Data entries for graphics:

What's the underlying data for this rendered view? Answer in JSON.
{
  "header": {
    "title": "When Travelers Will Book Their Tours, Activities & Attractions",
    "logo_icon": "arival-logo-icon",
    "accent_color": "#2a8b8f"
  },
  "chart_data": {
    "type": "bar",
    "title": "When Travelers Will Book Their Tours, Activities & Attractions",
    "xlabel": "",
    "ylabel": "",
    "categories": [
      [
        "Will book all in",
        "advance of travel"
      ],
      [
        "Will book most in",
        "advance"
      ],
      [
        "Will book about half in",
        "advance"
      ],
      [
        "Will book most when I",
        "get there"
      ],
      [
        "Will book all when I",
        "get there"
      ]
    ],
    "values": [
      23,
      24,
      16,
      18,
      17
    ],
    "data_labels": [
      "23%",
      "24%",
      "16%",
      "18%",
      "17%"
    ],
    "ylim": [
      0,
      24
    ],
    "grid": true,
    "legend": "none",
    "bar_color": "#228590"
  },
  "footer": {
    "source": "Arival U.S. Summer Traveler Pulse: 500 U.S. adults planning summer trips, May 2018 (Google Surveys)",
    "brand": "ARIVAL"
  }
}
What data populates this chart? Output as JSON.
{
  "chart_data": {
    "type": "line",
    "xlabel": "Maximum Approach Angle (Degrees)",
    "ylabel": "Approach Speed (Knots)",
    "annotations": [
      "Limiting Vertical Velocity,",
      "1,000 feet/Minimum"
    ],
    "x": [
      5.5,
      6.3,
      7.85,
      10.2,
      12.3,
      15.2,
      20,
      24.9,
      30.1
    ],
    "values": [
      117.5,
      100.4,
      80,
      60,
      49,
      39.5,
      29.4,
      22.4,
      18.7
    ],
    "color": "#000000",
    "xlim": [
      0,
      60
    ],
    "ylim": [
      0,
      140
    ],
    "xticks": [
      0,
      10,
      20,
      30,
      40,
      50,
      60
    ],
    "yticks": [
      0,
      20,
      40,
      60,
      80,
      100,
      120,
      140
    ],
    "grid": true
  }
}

Exercise brief - Go through the listing above and restate it word for word.

Expected output -
What's the underlying data for this rendered view? Answer in JSON.
{
  "header": {
    "title": "When Travelers Will Book Their Tours, Activities & Attractions",
    "logo_icon": "arival-logo-icon",
    "accent_color": "#2a8b8f"
  },
  "chart_data": {
    "type": "bar",
    "title": "When Travelers Will Book Their Tours, Activities & Attractions",
    "xlabel": "",
    "ylabel": "",
    "categories": [
      [
        "Will book all in",
        "advance of travel"
      ],
      [
        "Will book most in",
        "advance"
      ],
      [
        "Will book about half in",
        "advance"
      ],
      [
        "Will book most when I",
        "get there"
      ],
      [
        "Will book all when I",
        "get there"
      ]
    ],
    "values": [
      23,
      24,
      16,
      18,
      17
    ],
    "data_labels": [
      "23%",
      "24%",
      "16%",
      "18%",
      "17%"
    ],
    "ylim": [
      0,
      24
    ],
    "grid": true,
    "legend": "none",
    "bar_color": "#228590"
  },
  "footer": {
    "source": "Arival U.S. Summer Traveler Pulse: 500 U.S. adults planning summer trips, May 2018 (Google Surveys)",
    "brand": "ARIVAL"
  }
}
What data populates this chart? Output as JSON.
{
  "chart_data": {
    "type": "line",
    "xlabel": "Maximum Approach Angle (Degrees)",
    "ylabel": "Approach Speed (Knots)",
    "annotations": [
      "Limiting Vertical Velocity,",
      "1,000 feet/Minimum"
    ],
    "x": [
      5.5,
      6.3,
      7.85,
      10.2,
      12.3,
      15.2,
      20,
      24.9,
      30.1
    ],
    "values": [
      117.5,
      100.4,
      80,
      60,
      49,
      39.5,
      29.4,
      22.4,
      18.7
    ],
    "color": "#000000",
    "xlim": [
      0,
      60
    ],
    "ylim": [
      0,
      140
    ],
    "xticks": [
      0,
      10,
      20,
      30,
      40,
      50,
      60
    ],
    "yticks": [
      0,
      20,
      40,
      60,
      80,
      100,
      120,
      140
    ],
    "grid": true
  }
}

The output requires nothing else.